WORK REQUIRED –
Copy the listing below, swapping each "legend-label" for "key-entry" and changing nothing else.

PROVIDED DATA –

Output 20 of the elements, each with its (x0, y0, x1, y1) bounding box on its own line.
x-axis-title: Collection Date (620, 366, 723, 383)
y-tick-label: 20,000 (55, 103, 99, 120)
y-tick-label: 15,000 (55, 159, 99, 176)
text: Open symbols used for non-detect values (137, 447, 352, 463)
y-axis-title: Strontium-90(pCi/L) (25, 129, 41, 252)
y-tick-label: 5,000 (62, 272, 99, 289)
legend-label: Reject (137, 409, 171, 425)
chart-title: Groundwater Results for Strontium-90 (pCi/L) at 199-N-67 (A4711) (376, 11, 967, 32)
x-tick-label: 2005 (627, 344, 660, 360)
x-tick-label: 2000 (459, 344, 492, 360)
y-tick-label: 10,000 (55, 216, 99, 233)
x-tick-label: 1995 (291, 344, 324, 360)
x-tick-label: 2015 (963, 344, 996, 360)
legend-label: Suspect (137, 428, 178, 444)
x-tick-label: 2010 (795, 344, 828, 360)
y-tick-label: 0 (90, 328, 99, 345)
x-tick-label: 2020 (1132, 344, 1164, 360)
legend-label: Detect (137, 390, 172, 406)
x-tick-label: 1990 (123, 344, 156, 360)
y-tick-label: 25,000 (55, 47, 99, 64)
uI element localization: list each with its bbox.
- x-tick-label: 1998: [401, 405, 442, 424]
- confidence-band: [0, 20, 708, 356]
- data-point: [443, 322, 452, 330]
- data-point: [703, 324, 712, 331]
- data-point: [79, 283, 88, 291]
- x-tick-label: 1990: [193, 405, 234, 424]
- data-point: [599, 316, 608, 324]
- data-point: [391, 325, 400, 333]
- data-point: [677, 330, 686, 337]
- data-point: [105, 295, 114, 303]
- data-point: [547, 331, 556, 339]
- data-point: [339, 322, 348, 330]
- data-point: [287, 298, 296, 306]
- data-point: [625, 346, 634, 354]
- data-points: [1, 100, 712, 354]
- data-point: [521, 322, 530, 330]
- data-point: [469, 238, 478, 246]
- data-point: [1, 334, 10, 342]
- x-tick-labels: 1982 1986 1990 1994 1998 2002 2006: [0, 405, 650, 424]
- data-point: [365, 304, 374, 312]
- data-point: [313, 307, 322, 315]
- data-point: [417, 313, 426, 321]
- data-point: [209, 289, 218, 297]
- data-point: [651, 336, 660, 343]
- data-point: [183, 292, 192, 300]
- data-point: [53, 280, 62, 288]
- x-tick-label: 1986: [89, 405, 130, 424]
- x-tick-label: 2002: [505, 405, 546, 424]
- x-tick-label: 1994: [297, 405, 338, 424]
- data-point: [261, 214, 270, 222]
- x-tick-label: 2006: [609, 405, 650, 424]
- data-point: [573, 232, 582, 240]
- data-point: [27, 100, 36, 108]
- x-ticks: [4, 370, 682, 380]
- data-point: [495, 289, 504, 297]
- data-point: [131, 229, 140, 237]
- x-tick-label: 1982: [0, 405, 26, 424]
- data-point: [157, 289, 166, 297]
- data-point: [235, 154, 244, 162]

OUTPUT –
Output 20 of the elements, each with its (x0, y0, x1, y1) bounding box on its own line.
x-axis-title: Collection Date (620, 366, 723, 383)
y-tick-label: 20,000 (55, 103, 99, 120)
y-tick-label: 15,000 (55, 159, 99, 176)
text: Open symbols used for non-detect values (137, 447, 352, 463)
y-axis-title: Strontium-90(pCi/L) (25, 129, 41, 252)
y-tick-label: 5,000 (62, 272, 99, 289)
key-entry: Reject (137, 409, 171, 425)
chart-title: Groundwater Results for Strontium-90 (pCi/L) at 199-N-67 (A4711) (376, 11, 967, 32)
x-tick-label: 2005 (627, 344, 660, 360)
x-tick-label: 2000 (459, 344, 492, 360)
y-tick-label: 10,000 (55, 216, 99, 233)
x-tick-label: 1995 (291, 344, 324, 360)
x-tick-label: 2015 (963, 344, 996, 360)
key-entry: Suspect (137, 428, 178, 444)
x-tick-label: 2010 (795, 344, 828, 360)
y-tick-label: 0 (90, 328, 99, 345)
x-tick-label: 2020 (1132, 344, 1164, 360)
key-entry: Detect (137, 390, 172, 406)
x-tick-label: 1990 (123, 344, 156, 360)
y-tick-label: 25,000 (55, 47, 99, 64)
uI element localization: list each with its bbox.
- x-tick-label: 1998: [401, 405, 442, 424]
- confidence-band: [0, 20, 708, 356]
- data-point: [443, 322, 452, 330]
- data-point: [703, 324, 712, 331]
- data-point: [79, 283, 88, 291]
- x-tick-label: 1990: [193, 405, 234, 424]
- data-point: [599, 316, 608, 324]
- data-point: [391, 325, 400, 333]
- data-point: [677, 330, 686, 337]
- data-point: [105, 295, 114, 303]
- data-point: [547, 331, 556, 339]
- data-point: [339, 322, 348, 330]
- data-point: [287, 298, 296, 306]
- data-point: [625, 346, 634, 354]
- data-points: [1, 100, 712, 354]
- data-point: [521, 322, 530, 330]
- data-point: [469, 238, 478, 246]
- data-point: [1, 334, 10, 342]
- x-tick-labels: 1982 1986 1990 1994 1998 2002 2006: [0, 405, 650, 424]
- data-point: [365, 304, 374, 312]
- data-point: [313, 307, 322, 315]
- data-point: [417, 313, 426, 321]
- data-point: [209, 289, 218, 297]
- data-point: [651, 336, 660, 343]
- data-point: [183, 292, 192, 300]
- data-point: [53, 280, 62, 288]
- x-tick-label: 1986: [89, 405, 130, 424]
- x-tick-label: 2002: [505, 405, 546, 424]
- x-tick-label: 1994: [297, 405, 338, 424]
- data-point: [261, 214, 270, 222]
- x-tick-label: 2006: [609, 405, 650, 424]
- data-point: [573, 232, 582, 240]
- data-point: [27, 100, 36, 108]
- x-ticks: [4, 370, 682, 380]
- data-point: [495, 289, 504, 297]
- data-point: [131, 229, 140, 237]
- x-tick-label: 1982: [0, 405, 26, 424]
- data-point: [157, 289, 166, 297]
- data-point: [235, 154, 244, 162]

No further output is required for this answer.